╭─ Input rows
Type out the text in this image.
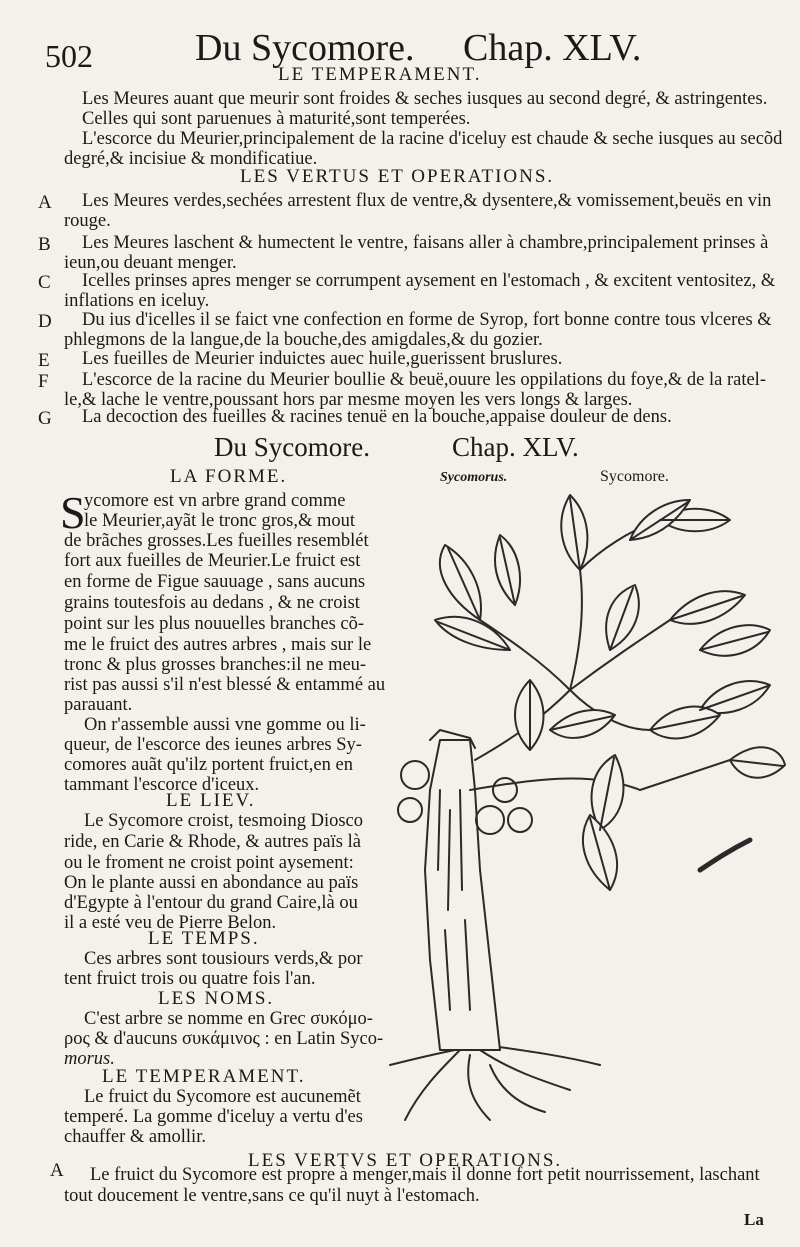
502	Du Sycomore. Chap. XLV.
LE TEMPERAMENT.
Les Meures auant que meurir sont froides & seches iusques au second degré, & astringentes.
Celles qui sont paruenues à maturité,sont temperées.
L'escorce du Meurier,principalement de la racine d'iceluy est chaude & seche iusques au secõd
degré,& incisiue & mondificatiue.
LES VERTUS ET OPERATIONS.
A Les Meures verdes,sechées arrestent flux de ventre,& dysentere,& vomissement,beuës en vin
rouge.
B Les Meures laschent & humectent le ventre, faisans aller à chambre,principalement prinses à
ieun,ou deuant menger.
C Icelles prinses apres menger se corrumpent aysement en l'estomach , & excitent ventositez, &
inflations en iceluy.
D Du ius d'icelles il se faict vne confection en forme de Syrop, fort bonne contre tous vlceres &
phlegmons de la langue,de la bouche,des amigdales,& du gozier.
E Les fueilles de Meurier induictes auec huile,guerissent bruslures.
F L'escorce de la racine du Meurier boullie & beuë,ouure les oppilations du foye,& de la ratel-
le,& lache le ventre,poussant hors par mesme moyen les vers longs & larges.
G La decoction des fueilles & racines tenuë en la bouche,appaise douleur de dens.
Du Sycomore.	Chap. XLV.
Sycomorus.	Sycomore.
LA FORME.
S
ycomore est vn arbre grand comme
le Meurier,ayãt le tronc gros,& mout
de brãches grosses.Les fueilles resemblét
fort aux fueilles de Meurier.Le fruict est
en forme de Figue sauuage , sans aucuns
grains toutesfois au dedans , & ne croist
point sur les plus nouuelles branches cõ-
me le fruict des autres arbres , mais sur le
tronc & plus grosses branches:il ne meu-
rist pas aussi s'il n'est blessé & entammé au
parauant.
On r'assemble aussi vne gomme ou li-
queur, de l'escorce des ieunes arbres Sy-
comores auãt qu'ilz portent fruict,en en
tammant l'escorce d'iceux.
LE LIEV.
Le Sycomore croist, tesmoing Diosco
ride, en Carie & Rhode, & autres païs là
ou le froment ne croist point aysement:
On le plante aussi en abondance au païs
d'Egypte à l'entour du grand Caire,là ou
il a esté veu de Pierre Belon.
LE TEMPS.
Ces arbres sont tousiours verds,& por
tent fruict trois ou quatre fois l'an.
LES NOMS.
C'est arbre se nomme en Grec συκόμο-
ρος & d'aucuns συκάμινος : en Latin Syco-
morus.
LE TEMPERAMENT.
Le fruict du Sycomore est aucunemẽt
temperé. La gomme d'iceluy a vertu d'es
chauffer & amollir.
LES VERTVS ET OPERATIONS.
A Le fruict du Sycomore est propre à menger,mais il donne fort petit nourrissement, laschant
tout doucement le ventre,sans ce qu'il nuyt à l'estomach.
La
╰─
╭─ Input rows
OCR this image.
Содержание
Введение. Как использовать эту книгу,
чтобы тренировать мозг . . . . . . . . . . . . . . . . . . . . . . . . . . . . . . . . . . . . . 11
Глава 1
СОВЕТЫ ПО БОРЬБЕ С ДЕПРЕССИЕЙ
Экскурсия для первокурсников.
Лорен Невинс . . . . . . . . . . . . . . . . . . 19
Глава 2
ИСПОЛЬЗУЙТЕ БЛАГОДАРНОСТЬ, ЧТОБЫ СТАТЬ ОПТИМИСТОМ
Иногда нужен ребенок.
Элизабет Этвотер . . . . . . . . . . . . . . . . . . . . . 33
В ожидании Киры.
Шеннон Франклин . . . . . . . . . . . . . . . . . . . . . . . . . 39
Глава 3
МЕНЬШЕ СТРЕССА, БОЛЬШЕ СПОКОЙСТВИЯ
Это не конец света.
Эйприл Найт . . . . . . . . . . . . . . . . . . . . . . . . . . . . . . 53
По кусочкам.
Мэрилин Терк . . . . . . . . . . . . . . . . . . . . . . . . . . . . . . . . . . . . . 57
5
╰─
Go over the data above and copy every line that has the word "mais" in it.

me le fruict des autres arbres , mais sur le
A Le fruict du Sycomore est propre à menger,mais il donne fort petit nourrissement, laschant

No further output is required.